Written request: Copy out each line exactly; pictures stay out of the copy.

(Records)
◇ ◇ ◇ ◇

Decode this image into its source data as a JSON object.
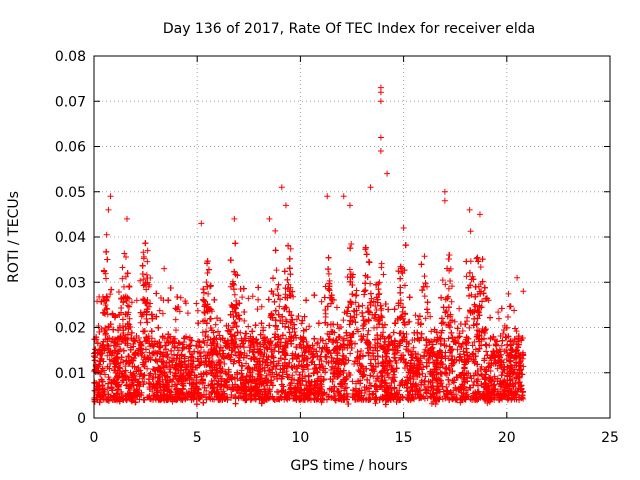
{
  "chart_data": {
    "type": "scatter",
    "title": "Day 136 of 2017, Rate Of TEC Index for receiver elda",
    "xlabel": "GPS time / hours",
    "ylabel": "ROTI / TECUs",
    "xlim": [
      0,
      25
    ],
    "ylim": [
      0,
      0.08
    ],
    "xticks": [
      0,
      5,
      10,
      15,
      20,
      25
    ],
    "yticks": [
      0,
      0.01,
      0.02,
      0.03,
      0.04,
      0.05,
      0.06,
      0.07,
      0.08
    ],
    "xtick_labels": [
      "0",
      "5",
      "10",
      "15",
      "20",
      "25"
    ],
    "ytick_labels": [
      "0",
      "0.01",
      "0.02",
      "0.03",
      "0.04",
      "0.05",
      "0.06",
      "0.07",
      "0.08"
    ],
    "grid": true,
    "marker": "plus",
    "color": "#ff0000",
    "x_range_of_data": [
      0,
      20.8
    ],
    "typical_range": [
      0.005,
      0.02
    ],
    "outliers": [
      {
        "x": 0.8,
        "y": 0.049
      },
      {
        "x": 0.7,
        "y": 0.046
      },
      {
        "x": 1.6,
        "y": 0.044
      },
      {
        "x": 2.6,
        "y": 0.037
      },
      {
        "x": 3.4,
        "y": 0.033
      },
      {
        "x": 5.2,
        "y": 0.043
      },
      {
        "x": 6.8,
        "y": 0.044
      },
      {
        "x": 8.5,
        "y": 0.044
      },
      {
        "x": 9.1,
        "y": 0.051
      },
      {
        "x": 9.3,
        "y": 0.047
      },
      {
        "x": 11.3,
        "y": 0.049
      },
      {
        "x": 12.1,
        "y": 0.049
      },
      {
        "x": 12.4,
        "y": 0.047
      },
      {
        "x": 13.4,
        "y": 0.051
      },
      {
        "x": 13.9,
        "y": 0.073
      },
      {
        "x": 13.9,
        "y": 0.072
      },
      {
        "x": 13.9,
        "y": 0.07
      },
      {
        "x": 13.9,
        "y": 0.062
      },
      {
        "x": 13.9,
        "y": 0.059
      },
      {
        "x": 14.2,
        "y": 0.054
      },
      {
        "x": 15.0,
        "y": 0.042
      },
      {
        "x": 17.0,
        "y": 0.05
      },
      {
        "x": 17.0,
        "y": 0.048
      },
      {
        "x": 18.2,
        "y": 0.046
      },
      {
        "x": 18.7,
        "y": 0.045
      },
      {
        "x": 20.5,
        "y": 0.031
      },
      {
        "x": 20.8,
        "y": 0.028
      }
    ]
  }
}
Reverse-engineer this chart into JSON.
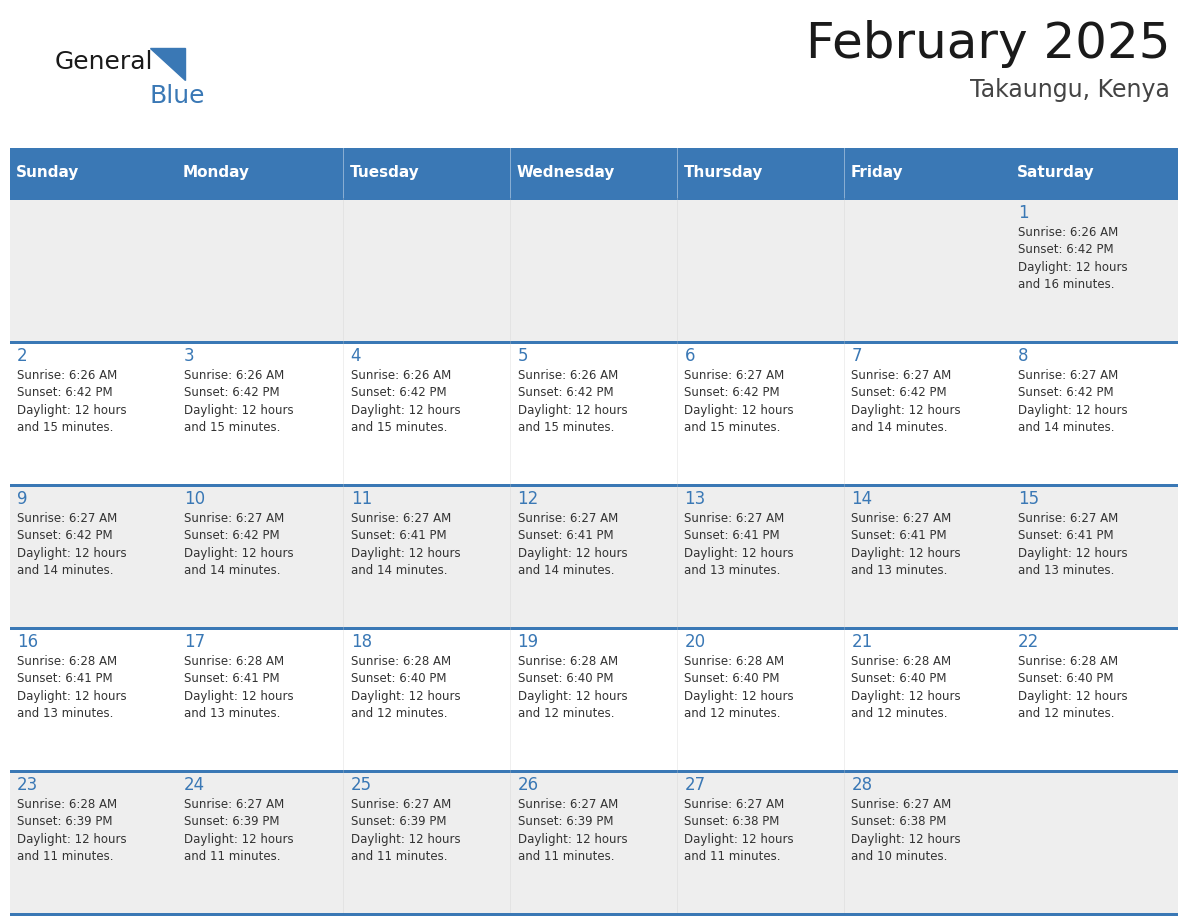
{
  "title": "February 2025",
  "subtitle": "Takaungu, Kenya",
  "logo_text1": "General",
  "logo_text2": "Blue",
  "header_bg": "#3a78b5",
  "header_text_color": "#ffffff",
  "days_of_week": [
    "Sunday",
    "Monday",
    "Tuesday",
    "Wednesday",
    "Thursday",
    "Friday",
    "Saturday"
  ],
  "cell_bg_odd": "#eeeeee",
  "cell_bg_even": "#ffffff",
  "grid_line_color": "#3a78b5",
  "day_number_color": "#3a78b5",
  "info_text_color": "#333333",
  "calendar": [
    [
      null,
      null,
      null,
      null,
      null,
      null,
      {
        "day": 1,
        "sunrise": "6:26 AM",
        "sunset": "6:42 PM",
        "daylight": "12 hours\nand 16 minutes."
      }
    ],
    [
      {
        "day": 2,
        "sunrise": "6:26 AM",
        "sunset": "6:42 PM",
        "daylight": "12 hours\nand 15 minutes."
      },
      {
        "day": 3,
        "sunrise": "6:26 AM",
        "sunset": "6:42 PM",
        "daylight": "12 hours\nand 15 minutes."
      },
      {
        "day": 4,
        "sunrise": "6:26 AM",
        "sunset": "6:42 PM",
        "daylight": "12 hours\nand 15 minutes."
      },
      {
        "day": 5,
        "sunrise": "6:26 AM",
        "sunset": "6:42 PM",
        "daylight": "12 hours\nand 15 minutes."
      },
      {
        "day": 6,
        "sunrise": "6:27 AM",
        "sunset": "6:42 PM",
        "daylight": "12 hours\nand 15 minutes."
      },
      {
        "day": 7,
        "sunrise": "6:27 AM",
        "sunset": "6:42 PM",
        "daylight": "12 hours\nand 14 minutes."
      },
      {
        "day": 8,
        "sunrise": "6:27 AM",
        "sunset": "6:42 PM",
        "daylight": "12 hours\nand 14 minutes."
      }
    ],
    [
      {
        "day": 9,
        "sunrise": "6:27 AM",
        "sunset": "6:42 PM",
        "daylight": "12 hours\nand 14 minutes."
      },
      {
        "day": 10,
        "sunrise": "6:27 AM",
        "sunset": "6:42 PM",
        "daylight": "12 hours\nand 14 minutes."
      },
      {
        "day": 11,
        "sunrise": "6:27 AM",
        "sunset": "6:41 PM",
        "daylight": "12 hours\nand 14 minutes."
      },
      {
        "day": 12,
        "sunrise": "6:27 AM",
        "sunset": "6:41 PM",
        "daylight": "12 hours\nand 14 minutes."
      },
      {
        "day": 13,
        "sunrise": "6:27 AM",
        "sunset": "6:41 PM",
        "daylight": "12 hours\nand 13 minutes."
      },
      {
        "day": 14,
        "sunrise": "6:27 AM",
        "sunset": "6:41 PM",
        "daylight": "12 hours\nand 13 minutes."
      },
      {
        "day": 15,
        "sunrise": "6:27 AM",
        "sunset": "6:41 PM",
        "daylight": "12 hours\nand 13 minutes."
      }
    ],
    [
      {
        "day": 16,
        "sunrise": "6:28 AM",
        "sunset": "6:41 PM",
        "daylight": "12 hours\nand 13 minutes."
      },
      {
        "day": 17,
        "sunrise": "6:28 AM",
        "sunset": "6:41 PM",
        "daylight": "12 hours\nand 13 minutes."
      },
      {
        "day": 18,
        "sunrise": "6:28 AM",
        "sunset": "6:40 PM",
        "daylight": "12 hours\nand 12 minutes."
      },
      {
        "day": 19,
        "sunrise": "6:28 AM",
        "sunset": "6:40 PM",
        "daylight": "12 hours\nand 12 minutes."
      },
      {
        "day": 20,
        "sunrise": "6:28 AM",
        "sunset": "6:40 PM",
        "daylight": "12 hours\nand 12 minutes."
      },
      {
        "day": 21,
        "sunrise": "6:28 AM",
        "sunset": "6:40 PM",
        "daylight": "12 hours\nand 12 minutes."
      },
      {
        "day": 22,
        "sunrise": "6:28 AM",
        "sunset": "6:40 PM",
        "daylight": "12 hours\nand 12 minutes."
      }
    ],
    [
      {
        "day": 23,
        "sunrise": "6:28 AM",
        "sunset": "6:39 PM",
        "daylight": "12 hours\nand 11 minutes."
      },
      {
        "day": 24,
        "sunrise": "6:27 AM",
        "sunset": "6:39 PM",
        "daylight": "12 hours\nand 11 minutes."
      },
      {
        "day": 25,
        "sunrise": "6:27 AM",
        "sunset": "6:39 PM",
        "daylight": "12 hours\nand 11 minutes."
      },
      {
        "day": 26,
        "sunrise": "6:27 AM",
        "sunset": "6:39 PM",
        "daylight": "12 hours\nand 11 minutes."
      },
      {
        "day": 27,
        "sunrise": "6:27 AM",
        "sunset": "6:38 PM",
        "daylight": "12 hours\nand 11 minutes."
      },
      {
        "day": 28,
        "sunrise": "6:27 AM",
        "sunset": "6:38 PM",
        "daylight": "12 hours\nand 10 minutes."
      },
      null
    ]
  ]
}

◇ ◇ ◇ ◇

Output for this task:
Decode this image into its source data as a JSON object.
{
  "chart_data": {
    "type": "scatter",
    "title": "Day 136 of 2017, Rate Of TEC Index for receiver elda",
    "xlabel": "GPS time / hours",
    "ylabel": "ROTI / TECUs",
    "xlim": [
      0,
      25
    ],
    "ylim": [
      0,
      0.08
    ],
    "xticks": [
      0,
      5,
      10,
      15,
      20,
      25
    ],
    "yticks": [
      0,
      0.01,
      0.02,
      0.03,
      0.04,
      0.05,
      0.06,
      0.07,
      0.08
    ],
    "xtick_labels": [
      "0",
      "5",
      "10",
      "15",
      "20",
      "25"
    ],
    "ytick_labels": [
      "0",
      "0.01",
      "0.02",
      "0.03",
      "0.04",
      "0.05",
      "0.06",
      "0.07",
      "0.08"
    ],
    "grid": true,
    "marker": "plus",
    "color": "#ff0000",
    "x_range_of_data": [
      0,
      20.8
    ],
    "typical_range": [
      0.005,
      0.02
    ],
    "outliers": [
      {
        "x": 0.8,
        "y": 0.049
      },
      {
        "x": 0.7,
        "y": 0.046
      },
      {
        "x": 1.6,
        "y": 0.044
      },
      {
        "x": 2.6,
        "y": 0.037
      },
      {
        "x": 3.4,
        "y": 0.033
      },
      {
        "x": 5.2,
        "y": 0.043
      },
      {
        "x": 6.8,
        "y": 0.044
      },
      {
        "x": 8.5,
        "y": 0.044
      },
      {
        "x": 9.1,
        "y": 0.051
      },
      {
        "x": 9.3,
        "y": 0.047
      },
      {
        "x": 11.3,
        "y": 0.049
      },
      {
        "x": 12.1,
        "y": 0.049
      },
      {
        "x": 12.4,
        "y": 0.047
      },
      {
        "x": 13.4,
        "y": 0.051
      },
      {
        "x": 13.9,
        "y": 0.073
      },
      {
        "x": 13.9,
        "y": 0.072
      },
      {
        "x": 13.9,
        "y": 0.07
      },
      {
        "x": 13.9,
        "y": 0.062
      },
      {
        "x": 13.9,
        "y": 0.059
      },
      {
        "x": 14.2,
        "y": 0.054
      },
      {
        "x": 15.0,
        "y": 0.042
      },
      {
        "x": 17.0,
        "y": 0.05
      },
      {
        "x": 17.0,
        "y": 0.048
      },
      {
        "x": 18.2,
        "y": 0.046
      },
      {
        "x": 18.7,
        "y": 0.045
      },
      {
        "x": 20.5,
        "y": 0.031
      },
      {
        "x": 20.8,
        "y": 0.028
      }
    ]
  }
}
Reverse-engineer this chart into JSON.
{
  "title": "February 2025",
  "subtitle": "Takaungu, Kenya",
  "logo_text1": "General",
  "logo_text2": "Blue",
  "header_bg": "#3a78b5",
  "header_text_color": "#ffffff",
  "days_of_week": [
    "Sunday",
    "Monday",
    "Tuesday",
    "Wednesday",
    "Thursday",
    "Friday",
    "Saturday"
  ],
  "cell_bg_odd": "#eeeeee",
  "cell_bg_even": "#ffffff",
  "grid_line_color": "#3a78b5",
  "day_number_color": "#3a78b5",
  "info_text_color": "#333333",
  "calendar": [
    [
      null,
      null,
      null,
      null,
      null,
      null,
      {
        "day": 1,
        "sunrise": "6:26 AM",
        "sunset": "6:42 PM",
        "daylight": "12 hours\nand 16 minutes."
      }
    ],
    [
      {
        "day": 2,
        "sunrise": "6:26 AM",
        "sunset": "6:42 PM",
        "daylight": "12 hours\nand 15 minutes."
      },
      {
        "day": 3,
        "sunrise": "6:26 AM",
        "sunset": "6:42 PM",
        "daylight": "12 hours\nand 15 minutes."
      },
      {
        "day": 4,
        "sunrise": "6:26 AM",
        "sunset": "6:42 PM",
        "daylight": "12 hours\nand 15 minutes."
      },
      {
        "day": 5,
        "sunrise": "6:26 AM",
        "sunset": "6:42 PM",
        "daylight": "12 hours\nand 15 minutes."
      },
      {
        "day": 6,
        "sunrise": "6:27 AM",
        "sunset": "6:42 PM",
        "daylight": "12 hours\nand 15 minutes."
      },
      {
        "day": 7,
        "sunrise": "6:27 AM",
        "sunset": "6:42 PM",
        "daylight": "12 hours\nand 14 minutes."
      },
      {
        "day": 8,
        "sunrise": "6:27 AM",
        "sunset": "6:42 PM",
        "daylight": "12 hours\nand 14 minutes."
      }
    ],
    [
      {
        "day": 9,
        "sunrise": "6:27 AM",
        "sunset": "6:42 PM",
        "daylight": "12 hours\nand 14 minutes."
      },
      {
        "day": 10,
        "sunrise": "6:27 AM",
        "sunset": "6:42 PM",
        "daylight": "12 hours\nand 14 minutes."
      },
      {
        "day": 11,
        "sunrise": "6:27 AM",
        "sunset": "6:41 PM",
        "daylight": "12 hours\nand 14 minutes."
      },
      {
        "day": 12,
        "sunrise": "6:27 AM",
        "sunset": "6:41 PM",
        "daylight": "12 hours\nand 14 minutes."
      },
      {
        "day": 13,
        "sunrise": "6:27 AM",
        "sunset": "6:41 PM",
        "daylight": "12 hours\nand 13 minutes."
      },
      {
        "day": 14,
        "sunrise": "6:27 AM",
        "sunset": "6:41 PM",
        "daylight": "12 hours\nand 13 minutes."
      },
      {
        "day": 15,
        "sunrise": "6:27 AM",
        "sunset": "6:41 PM",
        "daylight": "12 hours\nand 13 minutes."
      }
    ],
    [
      {
        "day": 16,
        "sunrise": "6:28 AM",
        "sunset": "6:41 PM",
        "daylight": "12 hours\nand 13 minutes."
      },
      {
        "day": 17,
        "sunrise": "6:28 AM",
        "sunset": "6:41 PM",
        "daylight": "12 hours\nand 13 minutes."
      },
      {
        "day": 18,
        "sunrise": "6:28 AM",
        "sunset": "6:40 PM",
        "daylight": "12 hours\nand 12 minutes."
      },
      {
        "day": 19,
        "sunrise": "6:28 AM",
        "sunset": "6:40 PM",
        "daylight": "12 hours\nand 12 minutes."
      },
      {
        "day": 20,
        "sunrise": "6:28 AM",
        "sunset": "6:40 PM",
        "daylight": "12 hours\nand 12 minutes."
      },
      {
        "day": 21,
        "sunrise": "6:28 AM",
        "sunset": "6:40 PM",
        "daylight": "12 hours\nand 12 minutes."
      },
      {
        "day": 22,
        "sunrise": "6:28 AM",
        "sunset": "6:40 PM",
        "daylight": "12 hours\nand 12 minutes."
      }
    ],
    [
      {
        "day": 23,
        "sunrise": "6:28 AM",
        "sunset": "6:39 PM",
        "daylight": "12 hours\nand 11 minutes."
      },
      {
        "day": 24,
        "sunrise": "6:27 AM",
        "sunset": "6:39 PM",
        "daylight": "12 hours\nand 11 minutes."
      },
      {
        "day": 25,
        "sunrise": "6:27 AM",
        "sunset": "6:39 PM",
        "daylight": "12 hours\nand 11 minutes."
      },
      {
        "day": 26,
        "sunrise": "6:27 AM",
        "sunset": "6:39 PM",
        "daylight": "12 hours\nand 11 minutes."
      },
      {
        "day": 27,
        "sunrise": "6:27 AM",
        "sunset": "6:38 PM",
        "daylight": "12 hours\nand 11 minutes."
      },
      {
        "day": 28,
        "sunrise": "6:27 AM",
        "sunset": "6:38 PM",
        "daylight": "12 hours\nand 10 minutes."
      },
      null
    ]
  ]
}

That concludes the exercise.